Exercise requirements
Identify the lines containing the word "Location". Copy each one.
Start Extracted entries
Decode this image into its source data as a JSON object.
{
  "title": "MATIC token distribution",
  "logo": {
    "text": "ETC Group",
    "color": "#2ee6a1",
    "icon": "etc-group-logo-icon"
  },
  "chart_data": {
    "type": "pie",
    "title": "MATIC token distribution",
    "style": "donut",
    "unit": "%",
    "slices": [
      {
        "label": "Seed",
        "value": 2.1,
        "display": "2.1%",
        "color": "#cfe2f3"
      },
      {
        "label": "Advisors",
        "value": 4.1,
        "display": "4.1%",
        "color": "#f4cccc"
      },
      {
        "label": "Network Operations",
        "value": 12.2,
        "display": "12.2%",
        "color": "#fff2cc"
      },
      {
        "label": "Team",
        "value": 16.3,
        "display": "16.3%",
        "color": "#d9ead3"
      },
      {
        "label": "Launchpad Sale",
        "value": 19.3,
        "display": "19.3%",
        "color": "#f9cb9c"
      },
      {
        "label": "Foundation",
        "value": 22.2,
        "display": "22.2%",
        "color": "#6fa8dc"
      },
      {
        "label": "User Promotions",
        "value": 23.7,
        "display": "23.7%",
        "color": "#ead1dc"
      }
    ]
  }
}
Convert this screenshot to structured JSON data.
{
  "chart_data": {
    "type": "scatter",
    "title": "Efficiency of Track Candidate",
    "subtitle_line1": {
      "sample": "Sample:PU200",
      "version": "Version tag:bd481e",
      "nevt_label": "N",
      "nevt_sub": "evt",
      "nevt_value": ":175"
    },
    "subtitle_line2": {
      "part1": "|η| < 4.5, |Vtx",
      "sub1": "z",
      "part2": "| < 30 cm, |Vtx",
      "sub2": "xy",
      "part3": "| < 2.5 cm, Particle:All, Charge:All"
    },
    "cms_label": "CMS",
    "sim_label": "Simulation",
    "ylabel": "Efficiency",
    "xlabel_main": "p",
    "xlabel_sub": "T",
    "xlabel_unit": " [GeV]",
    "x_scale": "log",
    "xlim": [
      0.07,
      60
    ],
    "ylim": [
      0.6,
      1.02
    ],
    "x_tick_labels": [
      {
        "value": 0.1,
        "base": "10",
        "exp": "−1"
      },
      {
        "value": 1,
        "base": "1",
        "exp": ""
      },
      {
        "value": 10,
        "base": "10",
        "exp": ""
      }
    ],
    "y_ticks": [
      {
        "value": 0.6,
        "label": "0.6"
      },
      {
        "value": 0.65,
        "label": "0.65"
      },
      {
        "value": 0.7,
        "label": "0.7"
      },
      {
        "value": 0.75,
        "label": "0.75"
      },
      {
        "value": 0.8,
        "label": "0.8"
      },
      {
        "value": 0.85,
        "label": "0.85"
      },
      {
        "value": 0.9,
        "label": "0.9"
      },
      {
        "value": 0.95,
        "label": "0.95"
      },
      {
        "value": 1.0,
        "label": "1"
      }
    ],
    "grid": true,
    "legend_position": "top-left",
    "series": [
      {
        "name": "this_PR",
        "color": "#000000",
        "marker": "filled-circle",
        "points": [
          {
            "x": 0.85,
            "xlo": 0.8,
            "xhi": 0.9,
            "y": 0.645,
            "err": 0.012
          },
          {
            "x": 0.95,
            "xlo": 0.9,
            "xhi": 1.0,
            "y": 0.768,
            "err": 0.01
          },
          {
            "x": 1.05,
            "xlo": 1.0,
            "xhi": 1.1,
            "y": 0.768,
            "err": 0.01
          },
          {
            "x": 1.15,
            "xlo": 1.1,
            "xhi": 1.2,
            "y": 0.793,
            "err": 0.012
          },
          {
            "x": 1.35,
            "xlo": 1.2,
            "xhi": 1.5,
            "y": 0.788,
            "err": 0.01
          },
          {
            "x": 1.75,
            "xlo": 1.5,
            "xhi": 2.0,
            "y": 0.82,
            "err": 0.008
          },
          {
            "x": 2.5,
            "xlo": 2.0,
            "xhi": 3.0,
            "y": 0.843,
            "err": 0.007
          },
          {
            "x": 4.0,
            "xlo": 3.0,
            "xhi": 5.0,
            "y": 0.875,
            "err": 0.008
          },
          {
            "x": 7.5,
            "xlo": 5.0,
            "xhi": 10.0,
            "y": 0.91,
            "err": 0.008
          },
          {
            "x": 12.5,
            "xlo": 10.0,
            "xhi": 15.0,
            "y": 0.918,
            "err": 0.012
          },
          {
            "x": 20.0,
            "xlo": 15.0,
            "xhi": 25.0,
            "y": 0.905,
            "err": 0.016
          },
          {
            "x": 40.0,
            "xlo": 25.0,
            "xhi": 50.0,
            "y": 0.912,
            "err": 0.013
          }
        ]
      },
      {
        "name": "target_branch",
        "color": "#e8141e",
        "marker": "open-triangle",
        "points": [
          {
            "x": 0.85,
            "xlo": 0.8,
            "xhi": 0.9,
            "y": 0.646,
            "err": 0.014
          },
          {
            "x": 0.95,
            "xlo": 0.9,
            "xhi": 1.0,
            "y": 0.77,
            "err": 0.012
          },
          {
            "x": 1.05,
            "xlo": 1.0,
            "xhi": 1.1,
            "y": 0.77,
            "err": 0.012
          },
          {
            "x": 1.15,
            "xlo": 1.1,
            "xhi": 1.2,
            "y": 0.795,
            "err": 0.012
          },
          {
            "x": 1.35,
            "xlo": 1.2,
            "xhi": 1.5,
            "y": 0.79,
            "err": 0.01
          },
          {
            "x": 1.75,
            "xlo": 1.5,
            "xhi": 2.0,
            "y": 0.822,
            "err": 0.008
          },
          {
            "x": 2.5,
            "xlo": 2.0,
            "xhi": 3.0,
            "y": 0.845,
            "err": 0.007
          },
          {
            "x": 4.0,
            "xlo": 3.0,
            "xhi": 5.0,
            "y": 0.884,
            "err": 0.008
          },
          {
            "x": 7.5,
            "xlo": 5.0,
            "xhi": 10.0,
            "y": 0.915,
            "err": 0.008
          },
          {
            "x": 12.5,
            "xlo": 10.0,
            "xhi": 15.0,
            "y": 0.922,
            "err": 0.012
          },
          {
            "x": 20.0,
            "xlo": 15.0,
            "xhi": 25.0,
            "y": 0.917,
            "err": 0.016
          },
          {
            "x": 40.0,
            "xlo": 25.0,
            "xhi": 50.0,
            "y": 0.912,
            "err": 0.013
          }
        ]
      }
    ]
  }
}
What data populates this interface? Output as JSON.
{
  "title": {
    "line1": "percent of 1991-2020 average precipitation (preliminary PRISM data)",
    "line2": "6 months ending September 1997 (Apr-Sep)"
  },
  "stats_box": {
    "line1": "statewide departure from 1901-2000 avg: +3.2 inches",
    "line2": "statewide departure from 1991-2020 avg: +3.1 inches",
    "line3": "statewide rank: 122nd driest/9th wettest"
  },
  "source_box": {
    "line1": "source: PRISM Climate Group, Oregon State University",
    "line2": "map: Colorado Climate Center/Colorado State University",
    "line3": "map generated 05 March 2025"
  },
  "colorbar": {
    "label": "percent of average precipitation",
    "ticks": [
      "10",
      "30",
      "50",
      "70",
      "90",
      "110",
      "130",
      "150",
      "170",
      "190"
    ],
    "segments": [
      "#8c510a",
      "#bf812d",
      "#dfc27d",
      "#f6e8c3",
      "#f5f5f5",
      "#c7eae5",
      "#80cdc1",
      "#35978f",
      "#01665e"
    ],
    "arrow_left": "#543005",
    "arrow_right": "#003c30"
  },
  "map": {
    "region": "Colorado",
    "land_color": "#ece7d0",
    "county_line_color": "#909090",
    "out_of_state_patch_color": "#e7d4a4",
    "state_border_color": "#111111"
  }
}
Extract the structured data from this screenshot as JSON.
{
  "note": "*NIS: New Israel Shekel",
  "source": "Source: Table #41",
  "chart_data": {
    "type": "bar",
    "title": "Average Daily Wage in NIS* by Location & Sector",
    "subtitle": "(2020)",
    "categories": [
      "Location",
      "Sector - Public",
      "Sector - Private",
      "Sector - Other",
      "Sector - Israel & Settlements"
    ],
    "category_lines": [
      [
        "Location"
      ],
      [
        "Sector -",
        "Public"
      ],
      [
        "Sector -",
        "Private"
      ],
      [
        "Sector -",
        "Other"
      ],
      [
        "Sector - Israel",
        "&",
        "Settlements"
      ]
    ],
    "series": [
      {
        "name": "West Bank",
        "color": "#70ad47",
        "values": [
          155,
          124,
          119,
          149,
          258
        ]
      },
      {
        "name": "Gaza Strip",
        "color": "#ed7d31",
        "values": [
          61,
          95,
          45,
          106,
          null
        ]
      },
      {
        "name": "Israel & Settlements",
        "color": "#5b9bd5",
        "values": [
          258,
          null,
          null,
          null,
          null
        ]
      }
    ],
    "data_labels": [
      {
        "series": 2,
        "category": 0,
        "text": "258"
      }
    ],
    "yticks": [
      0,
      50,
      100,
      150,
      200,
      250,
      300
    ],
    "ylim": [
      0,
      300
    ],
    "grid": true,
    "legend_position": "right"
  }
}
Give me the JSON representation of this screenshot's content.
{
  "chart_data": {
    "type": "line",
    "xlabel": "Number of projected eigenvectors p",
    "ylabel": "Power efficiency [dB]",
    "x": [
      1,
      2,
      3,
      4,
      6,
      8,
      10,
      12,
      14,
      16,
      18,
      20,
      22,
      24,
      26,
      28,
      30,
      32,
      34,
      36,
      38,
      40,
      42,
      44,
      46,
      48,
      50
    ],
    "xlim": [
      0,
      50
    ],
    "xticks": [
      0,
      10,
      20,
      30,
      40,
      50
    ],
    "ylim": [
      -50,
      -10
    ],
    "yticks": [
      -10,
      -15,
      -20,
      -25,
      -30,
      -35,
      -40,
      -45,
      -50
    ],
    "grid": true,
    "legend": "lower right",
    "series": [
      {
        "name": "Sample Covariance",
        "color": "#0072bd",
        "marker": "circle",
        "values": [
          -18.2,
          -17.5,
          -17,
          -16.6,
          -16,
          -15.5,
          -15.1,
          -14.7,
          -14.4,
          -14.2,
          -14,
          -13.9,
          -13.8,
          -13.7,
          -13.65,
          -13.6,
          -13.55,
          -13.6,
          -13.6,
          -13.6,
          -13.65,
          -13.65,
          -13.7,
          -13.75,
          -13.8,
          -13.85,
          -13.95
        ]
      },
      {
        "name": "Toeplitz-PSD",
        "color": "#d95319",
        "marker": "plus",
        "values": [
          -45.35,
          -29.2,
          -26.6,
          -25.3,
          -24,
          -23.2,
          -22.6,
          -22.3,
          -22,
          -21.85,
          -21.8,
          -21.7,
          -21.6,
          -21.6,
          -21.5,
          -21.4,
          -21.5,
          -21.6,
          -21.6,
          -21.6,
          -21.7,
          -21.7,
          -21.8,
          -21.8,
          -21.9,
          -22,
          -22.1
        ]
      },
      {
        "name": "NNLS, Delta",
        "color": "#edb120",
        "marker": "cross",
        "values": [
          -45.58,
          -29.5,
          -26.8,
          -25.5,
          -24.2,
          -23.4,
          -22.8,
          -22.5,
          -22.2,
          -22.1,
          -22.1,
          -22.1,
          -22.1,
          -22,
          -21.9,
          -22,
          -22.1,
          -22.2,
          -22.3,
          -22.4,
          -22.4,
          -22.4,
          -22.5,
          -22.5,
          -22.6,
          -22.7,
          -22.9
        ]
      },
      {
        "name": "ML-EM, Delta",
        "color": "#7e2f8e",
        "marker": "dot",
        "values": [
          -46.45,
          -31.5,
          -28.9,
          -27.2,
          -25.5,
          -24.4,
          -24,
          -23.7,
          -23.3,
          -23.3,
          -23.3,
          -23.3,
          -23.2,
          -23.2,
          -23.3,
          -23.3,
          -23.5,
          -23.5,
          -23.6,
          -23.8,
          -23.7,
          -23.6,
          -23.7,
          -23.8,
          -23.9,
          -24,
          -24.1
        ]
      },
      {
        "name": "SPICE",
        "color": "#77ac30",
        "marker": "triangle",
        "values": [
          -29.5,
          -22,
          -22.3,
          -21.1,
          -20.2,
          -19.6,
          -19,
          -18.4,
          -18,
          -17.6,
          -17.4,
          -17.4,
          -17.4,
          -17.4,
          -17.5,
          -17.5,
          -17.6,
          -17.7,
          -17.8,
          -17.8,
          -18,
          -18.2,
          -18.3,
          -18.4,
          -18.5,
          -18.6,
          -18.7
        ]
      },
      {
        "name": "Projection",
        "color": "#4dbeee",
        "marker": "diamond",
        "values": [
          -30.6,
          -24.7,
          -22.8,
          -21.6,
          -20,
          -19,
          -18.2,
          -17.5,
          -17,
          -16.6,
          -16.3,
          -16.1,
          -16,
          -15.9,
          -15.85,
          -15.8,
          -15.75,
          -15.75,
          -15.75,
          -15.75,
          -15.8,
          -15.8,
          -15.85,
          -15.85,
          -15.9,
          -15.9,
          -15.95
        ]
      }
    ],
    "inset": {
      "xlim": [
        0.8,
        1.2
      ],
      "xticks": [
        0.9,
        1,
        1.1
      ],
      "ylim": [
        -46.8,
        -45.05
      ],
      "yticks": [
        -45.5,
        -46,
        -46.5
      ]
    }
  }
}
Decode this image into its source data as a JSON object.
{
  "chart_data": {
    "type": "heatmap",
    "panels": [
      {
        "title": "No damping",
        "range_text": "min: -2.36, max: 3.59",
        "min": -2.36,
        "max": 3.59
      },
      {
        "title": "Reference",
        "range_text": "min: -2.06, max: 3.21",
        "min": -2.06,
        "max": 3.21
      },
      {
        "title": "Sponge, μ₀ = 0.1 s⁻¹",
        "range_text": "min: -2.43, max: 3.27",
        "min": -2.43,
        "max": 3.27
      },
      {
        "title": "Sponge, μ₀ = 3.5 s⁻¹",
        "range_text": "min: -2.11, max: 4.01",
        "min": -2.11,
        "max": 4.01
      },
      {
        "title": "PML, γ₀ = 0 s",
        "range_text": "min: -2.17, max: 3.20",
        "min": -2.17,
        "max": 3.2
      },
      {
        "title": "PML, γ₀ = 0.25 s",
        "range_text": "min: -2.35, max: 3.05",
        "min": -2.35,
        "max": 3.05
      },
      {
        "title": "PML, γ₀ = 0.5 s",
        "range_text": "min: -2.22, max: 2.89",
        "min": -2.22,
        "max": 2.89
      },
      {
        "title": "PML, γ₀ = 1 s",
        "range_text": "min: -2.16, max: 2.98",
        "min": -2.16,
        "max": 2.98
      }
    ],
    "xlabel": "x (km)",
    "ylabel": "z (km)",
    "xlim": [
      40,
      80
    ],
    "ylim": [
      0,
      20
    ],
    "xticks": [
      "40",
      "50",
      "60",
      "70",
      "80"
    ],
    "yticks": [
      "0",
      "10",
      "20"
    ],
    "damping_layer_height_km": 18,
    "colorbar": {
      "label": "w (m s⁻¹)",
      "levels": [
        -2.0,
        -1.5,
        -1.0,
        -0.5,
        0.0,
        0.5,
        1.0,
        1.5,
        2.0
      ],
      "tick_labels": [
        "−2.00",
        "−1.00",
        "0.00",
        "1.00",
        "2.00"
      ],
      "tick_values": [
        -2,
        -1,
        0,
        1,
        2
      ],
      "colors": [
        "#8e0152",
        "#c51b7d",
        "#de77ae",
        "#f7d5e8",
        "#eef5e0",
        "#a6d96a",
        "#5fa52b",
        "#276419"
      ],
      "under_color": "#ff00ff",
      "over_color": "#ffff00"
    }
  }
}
End Extracted entries
The completed task
    "title": "Average Daily Wage in NIS* by Location & Sector",
      "Location",
        "Location"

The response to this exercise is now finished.